*EXERCISE DIRECTIONS*
Your answer must consist solely of the number of lines that contain the word "text".

*DATA RECORDS*
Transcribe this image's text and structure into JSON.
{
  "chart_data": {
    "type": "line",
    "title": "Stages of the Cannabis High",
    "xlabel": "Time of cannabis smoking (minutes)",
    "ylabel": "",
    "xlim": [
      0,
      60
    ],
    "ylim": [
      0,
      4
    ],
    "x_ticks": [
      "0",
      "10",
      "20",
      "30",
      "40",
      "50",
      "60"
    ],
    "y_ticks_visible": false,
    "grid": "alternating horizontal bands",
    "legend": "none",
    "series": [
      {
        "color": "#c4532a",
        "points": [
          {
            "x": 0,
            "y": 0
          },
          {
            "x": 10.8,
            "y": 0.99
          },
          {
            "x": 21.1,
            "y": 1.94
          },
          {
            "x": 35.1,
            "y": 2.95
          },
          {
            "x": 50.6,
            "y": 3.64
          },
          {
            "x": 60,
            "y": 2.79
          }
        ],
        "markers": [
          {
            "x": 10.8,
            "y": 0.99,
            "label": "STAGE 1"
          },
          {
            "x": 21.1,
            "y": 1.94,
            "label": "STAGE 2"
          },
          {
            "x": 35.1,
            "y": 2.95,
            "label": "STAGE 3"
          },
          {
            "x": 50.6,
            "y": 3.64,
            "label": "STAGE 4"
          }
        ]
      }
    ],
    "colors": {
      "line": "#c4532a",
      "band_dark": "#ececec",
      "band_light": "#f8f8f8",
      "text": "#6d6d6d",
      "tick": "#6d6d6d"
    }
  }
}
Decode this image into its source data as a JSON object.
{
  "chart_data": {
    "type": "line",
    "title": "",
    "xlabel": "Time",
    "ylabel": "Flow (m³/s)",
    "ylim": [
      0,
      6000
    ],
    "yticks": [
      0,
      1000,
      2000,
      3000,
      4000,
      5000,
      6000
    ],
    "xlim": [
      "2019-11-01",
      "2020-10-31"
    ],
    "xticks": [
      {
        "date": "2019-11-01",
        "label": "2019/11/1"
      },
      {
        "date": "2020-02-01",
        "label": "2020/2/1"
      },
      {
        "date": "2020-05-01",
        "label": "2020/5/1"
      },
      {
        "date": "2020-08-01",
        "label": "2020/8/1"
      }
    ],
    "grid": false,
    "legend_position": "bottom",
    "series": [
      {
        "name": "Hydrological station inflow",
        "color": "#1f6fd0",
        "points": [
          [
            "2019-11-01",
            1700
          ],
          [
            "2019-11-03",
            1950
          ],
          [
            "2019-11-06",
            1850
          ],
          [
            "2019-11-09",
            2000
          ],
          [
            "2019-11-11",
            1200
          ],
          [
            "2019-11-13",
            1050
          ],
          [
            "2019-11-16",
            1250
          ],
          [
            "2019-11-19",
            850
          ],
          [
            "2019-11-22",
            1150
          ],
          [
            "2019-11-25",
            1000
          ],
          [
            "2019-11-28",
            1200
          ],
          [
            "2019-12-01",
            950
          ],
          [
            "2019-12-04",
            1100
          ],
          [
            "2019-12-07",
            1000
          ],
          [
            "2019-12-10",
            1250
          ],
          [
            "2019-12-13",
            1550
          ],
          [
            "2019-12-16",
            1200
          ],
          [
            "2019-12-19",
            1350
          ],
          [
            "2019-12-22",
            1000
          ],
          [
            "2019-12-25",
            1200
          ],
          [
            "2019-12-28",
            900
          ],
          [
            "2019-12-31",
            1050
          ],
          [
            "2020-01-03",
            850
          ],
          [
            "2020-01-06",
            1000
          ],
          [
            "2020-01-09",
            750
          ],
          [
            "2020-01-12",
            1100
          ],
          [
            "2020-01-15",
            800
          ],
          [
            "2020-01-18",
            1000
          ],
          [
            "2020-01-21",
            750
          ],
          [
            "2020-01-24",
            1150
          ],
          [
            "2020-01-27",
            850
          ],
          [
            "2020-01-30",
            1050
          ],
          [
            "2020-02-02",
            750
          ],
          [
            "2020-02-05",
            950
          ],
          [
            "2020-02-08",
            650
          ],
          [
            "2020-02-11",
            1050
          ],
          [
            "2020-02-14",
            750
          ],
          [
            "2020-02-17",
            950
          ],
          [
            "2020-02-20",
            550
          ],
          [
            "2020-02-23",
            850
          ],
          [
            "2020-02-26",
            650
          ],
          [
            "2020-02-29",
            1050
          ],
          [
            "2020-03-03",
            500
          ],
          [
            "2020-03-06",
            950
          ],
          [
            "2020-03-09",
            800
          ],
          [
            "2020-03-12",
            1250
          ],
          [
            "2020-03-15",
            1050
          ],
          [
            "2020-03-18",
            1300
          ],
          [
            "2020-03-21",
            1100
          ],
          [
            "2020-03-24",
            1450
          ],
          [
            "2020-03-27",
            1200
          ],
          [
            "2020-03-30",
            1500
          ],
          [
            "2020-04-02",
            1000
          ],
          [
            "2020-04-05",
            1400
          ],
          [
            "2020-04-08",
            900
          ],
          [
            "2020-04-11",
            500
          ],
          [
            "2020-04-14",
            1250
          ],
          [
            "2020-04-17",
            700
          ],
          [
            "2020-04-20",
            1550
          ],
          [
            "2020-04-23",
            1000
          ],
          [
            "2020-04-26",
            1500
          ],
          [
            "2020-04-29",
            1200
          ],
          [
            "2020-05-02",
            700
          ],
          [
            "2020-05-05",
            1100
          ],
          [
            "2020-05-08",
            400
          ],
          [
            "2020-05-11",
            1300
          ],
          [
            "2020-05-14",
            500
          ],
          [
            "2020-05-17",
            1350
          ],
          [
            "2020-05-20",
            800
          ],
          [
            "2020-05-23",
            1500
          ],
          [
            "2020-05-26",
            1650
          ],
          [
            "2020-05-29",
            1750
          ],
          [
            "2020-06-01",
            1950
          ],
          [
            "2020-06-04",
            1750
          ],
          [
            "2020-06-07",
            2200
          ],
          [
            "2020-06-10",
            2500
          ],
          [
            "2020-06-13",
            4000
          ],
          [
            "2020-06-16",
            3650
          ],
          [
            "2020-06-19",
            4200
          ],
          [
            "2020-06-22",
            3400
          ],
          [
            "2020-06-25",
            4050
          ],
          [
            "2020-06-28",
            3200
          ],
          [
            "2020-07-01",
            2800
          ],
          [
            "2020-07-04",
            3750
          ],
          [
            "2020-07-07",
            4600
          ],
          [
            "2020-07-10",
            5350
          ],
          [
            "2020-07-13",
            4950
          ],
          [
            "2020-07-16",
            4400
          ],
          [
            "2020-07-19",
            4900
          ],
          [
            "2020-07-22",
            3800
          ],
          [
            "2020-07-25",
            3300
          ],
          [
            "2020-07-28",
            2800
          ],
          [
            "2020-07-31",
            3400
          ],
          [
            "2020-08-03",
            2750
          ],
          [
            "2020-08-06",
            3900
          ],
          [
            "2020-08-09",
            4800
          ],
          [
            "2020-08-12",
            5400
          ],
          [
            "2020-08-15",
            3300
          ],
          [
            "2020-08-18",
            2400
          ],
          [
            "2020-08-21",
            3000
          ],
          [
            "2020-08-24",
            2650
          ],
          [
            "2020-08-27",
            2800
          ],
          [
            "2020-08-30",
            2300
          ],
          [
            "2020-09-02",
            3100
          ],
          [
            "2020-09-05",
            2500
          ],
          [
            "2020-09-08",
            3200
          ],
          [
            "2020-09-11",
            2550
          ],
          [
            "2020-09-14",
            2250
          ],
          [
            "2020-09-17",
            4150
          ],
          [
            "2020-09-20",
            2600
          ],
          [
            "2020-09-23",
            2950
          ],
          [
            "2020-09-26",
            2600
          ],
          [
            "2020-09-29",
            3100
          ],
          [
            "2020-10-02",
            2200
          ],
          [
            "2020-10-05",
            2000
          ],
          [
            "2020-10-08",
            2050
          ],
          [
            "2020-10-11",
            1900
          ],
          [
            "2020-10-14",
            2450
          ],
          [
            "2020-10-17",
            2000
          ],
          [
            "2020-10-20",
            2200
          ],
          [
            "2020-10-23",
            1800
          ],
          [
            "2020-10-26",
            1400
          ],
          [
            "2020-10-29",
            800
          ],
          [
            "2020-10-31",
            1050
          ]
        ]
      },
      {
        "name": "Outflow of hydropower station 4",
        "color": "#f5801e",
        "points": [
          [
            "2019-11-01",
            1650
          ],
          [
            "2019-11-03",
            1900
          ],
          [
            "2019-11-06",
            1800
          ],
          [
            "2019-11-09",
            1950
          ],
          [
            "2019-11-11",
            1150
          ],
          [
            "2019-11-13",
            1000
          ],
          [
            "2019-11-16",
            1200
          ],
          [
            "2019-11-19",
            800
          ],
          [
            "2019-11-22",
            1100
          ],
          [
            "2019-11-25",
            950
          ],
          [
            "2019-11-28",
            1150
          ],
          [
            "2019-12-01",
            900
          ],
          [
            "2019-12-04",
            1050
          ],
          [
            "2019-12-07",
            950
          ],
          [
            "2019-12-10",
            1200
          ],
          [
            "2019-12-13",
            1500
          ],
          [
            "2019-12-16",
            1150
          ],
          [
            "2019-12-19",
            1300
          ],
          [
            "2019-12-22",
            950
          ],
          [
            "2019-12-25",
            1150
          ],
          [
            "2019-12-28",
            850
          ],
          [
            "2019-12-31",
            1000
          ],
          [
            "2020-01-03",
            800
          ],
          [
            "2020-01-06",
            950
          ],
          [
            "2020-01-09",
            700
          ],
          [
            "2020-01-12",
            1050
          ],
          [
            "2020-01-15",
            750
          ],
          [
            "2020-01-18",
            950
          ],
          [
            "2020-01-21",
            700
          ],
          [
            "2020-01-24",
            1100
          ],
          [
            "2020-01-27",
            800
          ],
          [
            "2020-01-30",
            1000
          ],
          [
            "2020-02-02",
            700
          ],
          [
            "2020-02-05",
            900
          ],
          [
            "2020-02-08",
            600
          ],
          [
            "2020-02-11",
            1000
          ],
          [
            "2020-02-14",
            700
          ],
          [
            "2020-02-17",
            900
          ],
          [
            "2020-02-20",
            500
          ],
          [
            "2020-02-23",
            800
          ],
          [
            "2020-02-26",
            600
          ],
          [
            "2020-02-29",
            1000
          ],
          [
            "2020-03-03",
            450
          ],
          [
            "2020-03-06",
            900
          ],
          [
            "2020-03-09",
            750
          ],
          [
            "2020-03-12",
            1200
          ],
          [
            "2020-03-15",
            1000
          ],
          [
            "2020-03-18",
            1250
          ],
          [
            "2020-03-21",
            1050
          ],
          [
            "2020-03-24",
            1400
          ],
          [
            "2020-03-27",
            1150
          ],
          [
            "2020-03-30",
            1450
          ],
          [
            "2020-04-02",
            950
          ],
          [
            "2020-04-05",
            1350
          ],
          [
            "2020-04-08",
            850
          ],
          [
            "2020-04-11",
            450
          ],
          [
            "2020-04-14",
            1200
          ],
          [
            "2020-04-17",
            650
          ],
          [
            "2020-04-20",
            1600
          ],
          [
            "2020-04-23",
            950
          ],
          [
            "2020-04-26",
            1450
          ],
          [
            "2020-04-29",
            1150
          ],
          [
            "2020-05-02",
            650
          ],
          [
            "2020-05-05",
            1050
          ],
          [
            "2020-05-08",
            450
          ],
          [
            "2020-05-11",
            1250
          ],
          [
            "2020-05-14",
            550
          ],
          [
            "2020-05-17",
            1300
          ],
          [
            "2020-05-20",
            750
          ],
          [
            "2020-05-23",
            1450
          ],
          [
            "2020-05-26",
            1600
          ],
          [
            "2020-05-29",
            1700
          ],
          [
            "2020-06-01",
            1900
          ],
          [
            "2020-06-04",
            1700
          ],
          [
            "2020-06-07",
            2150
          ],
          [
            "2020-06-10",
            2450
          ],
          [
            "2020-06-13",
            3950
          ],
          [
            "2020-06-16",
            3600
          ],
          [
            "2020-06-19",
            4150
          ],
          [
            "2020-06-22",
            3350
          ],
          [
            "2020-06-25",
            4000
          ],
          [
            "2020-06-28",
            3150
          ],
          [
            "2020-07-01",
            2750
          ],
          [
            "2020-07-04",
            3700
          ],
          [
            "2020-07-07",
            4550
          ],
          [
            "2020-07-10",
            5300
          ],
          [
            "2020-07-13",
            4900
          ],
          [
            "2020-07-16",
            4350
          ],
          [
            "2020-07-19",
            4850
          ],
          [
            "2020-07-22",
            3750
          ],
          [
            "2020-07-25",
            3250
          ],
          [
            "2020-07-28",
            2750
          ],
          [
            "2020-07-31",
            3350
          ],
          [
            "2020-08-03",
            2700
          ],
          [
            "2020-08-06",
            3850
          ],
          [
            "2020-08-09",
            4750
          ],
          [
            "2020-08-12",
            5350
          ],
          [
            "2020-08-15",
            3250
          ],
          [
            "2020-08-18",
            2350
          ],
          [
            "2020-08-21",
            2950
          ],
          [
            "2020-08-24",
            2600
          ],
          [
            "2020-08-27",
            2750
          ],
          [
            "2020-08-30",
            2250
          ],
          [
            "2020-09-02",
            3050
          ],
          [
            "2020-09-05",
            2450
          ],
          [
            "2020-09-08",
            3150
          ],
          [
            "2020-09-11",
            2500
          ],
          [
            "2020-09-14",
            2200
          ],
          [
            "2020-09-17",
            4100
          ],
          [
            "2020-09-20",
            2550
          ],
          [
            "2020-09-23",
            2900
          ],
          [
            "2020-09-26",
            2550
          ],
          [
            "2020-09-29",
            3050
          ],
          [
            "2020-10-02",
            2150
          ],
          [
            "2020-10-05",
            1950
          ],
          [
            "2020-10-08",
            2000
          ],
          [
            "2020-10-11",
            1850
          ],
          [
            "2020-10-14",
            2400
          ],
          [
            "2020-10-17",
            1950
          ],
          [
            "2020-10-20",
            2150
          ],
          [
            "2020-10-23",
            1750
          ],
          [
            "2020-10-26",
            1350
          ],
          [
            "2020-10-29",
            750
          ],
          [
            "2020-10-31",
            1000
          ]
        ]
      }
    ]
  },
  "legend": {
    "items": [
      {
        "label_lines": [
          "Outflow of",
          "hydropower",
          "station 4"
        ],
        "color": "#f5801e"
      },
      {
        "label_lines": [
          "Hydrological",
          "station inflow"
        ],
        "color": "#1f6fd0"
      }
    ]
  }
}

*WRITTEN RESPONSE*
2